[RECORDS PROVIDED]:
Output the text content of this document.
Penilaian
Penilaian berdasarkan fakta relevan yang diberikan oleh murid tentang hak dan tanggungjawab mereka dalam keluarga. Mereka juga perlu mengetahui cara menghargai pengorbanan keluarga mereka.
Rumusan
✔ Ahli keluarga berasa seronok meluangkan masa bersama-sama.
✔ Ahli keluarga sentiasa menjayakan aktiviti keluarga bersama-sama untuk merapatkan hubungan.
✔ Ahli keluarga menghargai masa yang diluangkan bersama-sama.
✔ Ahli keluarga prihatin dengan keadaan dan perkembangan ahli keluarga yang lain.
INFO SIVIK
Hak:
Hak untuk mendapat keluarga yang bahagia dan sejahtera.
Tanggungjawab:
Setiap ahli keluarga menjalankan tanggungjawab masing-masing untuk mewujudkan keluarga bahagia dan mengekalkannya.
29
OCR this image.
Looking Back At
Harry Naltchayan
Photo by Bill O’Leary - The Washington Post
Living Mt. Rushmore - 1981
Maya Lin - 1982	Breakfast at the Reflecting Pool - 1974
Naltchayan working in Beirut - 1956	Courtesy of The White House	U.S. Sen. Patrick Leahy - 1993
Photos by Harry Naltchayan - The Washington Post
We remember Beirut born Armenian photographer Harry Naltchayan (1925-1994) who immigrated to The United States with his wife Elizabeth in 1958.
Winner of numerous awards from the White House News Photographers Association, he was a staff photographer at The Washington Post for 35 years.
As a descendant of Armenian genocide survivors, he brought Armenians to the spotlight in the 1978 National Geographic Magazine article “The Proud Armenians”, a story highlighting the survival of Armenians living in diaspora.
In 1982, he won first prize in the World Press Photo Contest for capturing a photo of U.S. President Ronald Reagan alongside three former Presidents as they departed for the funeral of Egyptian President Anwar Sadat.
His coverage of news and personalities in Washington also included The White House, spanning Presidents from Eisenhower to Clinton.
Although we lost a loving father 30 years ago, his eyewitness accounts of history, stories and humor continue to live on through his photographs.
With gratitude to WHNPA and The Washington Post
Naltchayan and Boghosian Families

[EXERCISE DIRECTIONS]:
Give all the entries again exactly; leave none out.

[EXERCISE RESULT]:
Output the text content of this document.
Penilaian
Penilaian berdasarkan fakta relevan yang diberikan oleh murid tentang hak dan tanggungjawab mereka dalam keluarga. Mereka juga perlu mengetahui cara menghargai pengorbanan keluarga mereka.
Rumusan
✔ Ahli keluarga berasa seronok meluangkan masa bersama-sama.
✔ Ahli keluarga sentiasa menjayakan aktiviti keluarga bersama-sama untuk merapatkan hubungan.
✔ Ahli keluarga menghargai masa yang diluangkan bersama-sama.
✔ Ahli keluarga prihatin dengan keadaan dan perkembangan ahli keluarga yang lain.
INFO SIVIK
Hak:
Hak untuk mendapat keluarga yang bahagia dan sejahtera.
Tanggungjawab:
Setiap ahli keluarga menjalankan tanggungjawab masing-masing untuk mewujudkan keluarga bahagia dan mengekalkannya.
29
OCR this image.
Looking Back At
Harry Naltchayan
Photo by Bill O’Leary - The Washington Post
Living Mt. Rushmore - 1981
Maya Lin - 1982	Breakfast at the Reflecting Pool - 1974
Naltchayan working in Beirut - 1956	Courtesy of The White House	U.S. Sen. Patrick Leahy - 1993
Photos by Harry Naltchayan - The Washington Post
We remember Beirut born Armenian photographer Harry Naltchayan (1925-1994) who immigrated to The United States with his wife Elizabeth in 1958.
Winner of numerous awards from the White House News Photographers Association, he was a staff photographer at The Washington Post for 35 years.
As a descendant of Armenian genocide survivors, he brought Armenians to the spotlight in the 1978 National Geographic Magazine article “The Proud Armenians”, a story highlighting the survival of Armenians living in diaspora.
In 1982, he won first prize in the World Press Photo Contest for capturing a photo of U.S. President Ronald Reagan alongside three former Presidents as they departed for the funeral of Egyptian President Anwar Sadat.
His coverage of news and personalities in Washington also included The White House, spanning Presidents from Eisenhower to Clinton.
Although we lost a loving father 30 years ago, his eyewitness accounts of history, stories and humor continue to live on through his photographs.
With gratitude to WHNPA and The Washington Post
Naltchayan and Boghosian Families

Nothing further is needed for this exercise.